Ausgangstext:
§

Walchhofer: "Was wollen die alten Depp’n?"
Der ÖSV-Vizepräsident ist der letzte österreichische Abfahrtsweltmeister. Vor 14 Jahren war Michael Walchhofer (vor mehr als zwei Millionen ORF-Zeugen) in St. Moritz zu Gold gerast. Dort, wo ab Dienstag Medaillen vergeben werden. Und wo auch schon 1936, 1948 und 1974 Weltmeisterschaften stattfanden.
In den 1940er-Jahren standen im Salzburger Schneeloch Zauchensee nur einige Almhütten. Inzwischen ist aus Zauchensee ein weltcupbewährter Ort mit 1400 Fremdenbetten geworden. Unter tatkräftiger Mitwirkung der Familie Walchhofer, die drei Hotels betreibt. In einem davon versieht während der Mittagszeit der Chef selbst Dienst an der Rezeption. Davor und danach stand Michael Walchhofer dem KURIER Rede und Antwort.
KURIER: Wer wird neuer Abfahrtsweltmeister?
1974 ist mit David Zwilling ein Salzburger in St. Moritz Weltmeister geworden. 2003 hat angeblich auch ein Salzburger die Abfahrt g’wonnen. Jetzt hat der Salzburger Hannes Reichelt alle Voraussetzungen dafür. Vielleicht wird es wieder die Strecke der Salzburger. Obwohl das Gelände auch sehr für den Kärntner Max Franz spricht.
Was ist das Besondere an der Schweizer WM-Piste? Der steilste Startschuss der Welt?
Man ist dort schnell schnell. Typisch für St. Moritz sind aber die langgezogenen Kurven.
Sie sind 2003 bei Ihrem WM-Sieg in St. Moritz mit der hohen Nummer 31 gestartet. Aus welchem Grund?
Weil der Hermann (Maier, Anm.), der Aamodt, der Kjus und ich im Training ein Tor ausgelassen haben, mussten wir mit Nummern jenseits der Top 30 starten. Das war mir alles andere als unangenehm. Weil es ein offenes Geheimnis in St. Moritz ist, dass dort eher vordere Nummern ein Nachteil sind. Nicht zuletzt deshalb ist Hannes Trinkl als Titelverteidiger damals mit Nummer zwei nur 31. geworden.
Ihr ex-weltmeisterlicher Ex-Kollege Trinkl ist inzwischen als FIS-Direktor verantwortlich für die Speedbewerbe. Beneiden Sie ihn um diese Aufgabe?
Hannes macht einen Superjob. Obwohl man in dieser Rolle von Haus aus der Prügelknabe ist. Wenn niemand stürzt, ist es keine richtige Abfahrt. Und wenn einiges passiert wie in Garmisch, wird sofort gleich von allen dramatisiert.

§

Datenabschnitt:
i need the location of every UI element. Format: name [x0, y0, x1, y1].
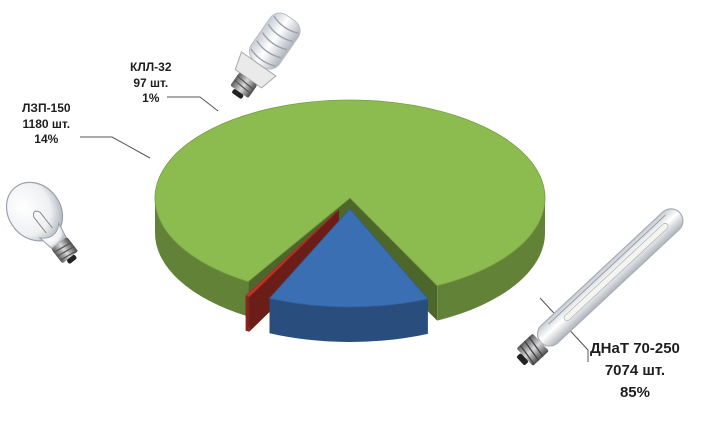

§

Aufgabe A: Mit welcher Startnummer ging Michael Walchhofer laut dem Walchhofer-Interview bei seinem WM-Sieg 2003 in St. Moritz ins Rennen?
Aufgabe B: Fasse den Absatz des Walchhofer-Interviews, der mit „In den 1940er-Jahren standen“ beginnt, als kurze Stichpunktliste zusammen und behalte dabei seine wichtigsten Fakten bei.
Aufgabe C: Kopiere aus dem Walchhofer-Interview den Abschnitt von "Weil der Hermann" bis "um diese Aufgabe?" unverändert.

Vollständige Lösung A: Mit der Nummer 31.

Vollständige Lösung B:
- In den 1940er-Jahren gab es im Salzburger Schneeloch Zauchensee nur einige Almhütten.
- Heute ist Zauchensee ein weltcupbewährter Ort mit 1400 Fremdenbetten.
- Die Familie Walchhofer hat daran tatkräftig mitgewirkt und betreibt drei Hotels.
- In einem davon arbeitet der Chef zur Mittagszeit selbst an der Rezeption.
- Davor und danach stand Michael Walchhofer dem KURIER Rede und Antwort.

Vollständige Lösung C:
Weil der Hermann (Maier, Anm.), der Aamodt, der Kjus und ich im Training ein Tor ausgelassen haben, mussten wir mit Nummern jenseits der Top 30 starten. Das war mir alles andere als unangenehm. Weil es ein offenes Geheimnis in St. Moritz ist, dass dort eher vordere Nummern ein Nachteil sind. Nicht zuletzt deshalb ist Hannes Trinkl als Titelverteidiger damals mit Nummer zwei nur 31. geworden.
Ihr ex-weltmeisterlicher Ex-Kollege Trinkl ist inzwischen als FIS-Direktor verantwortlich für die Speedbewerbe. Beneiden Sie ihn um diese Aufgabe?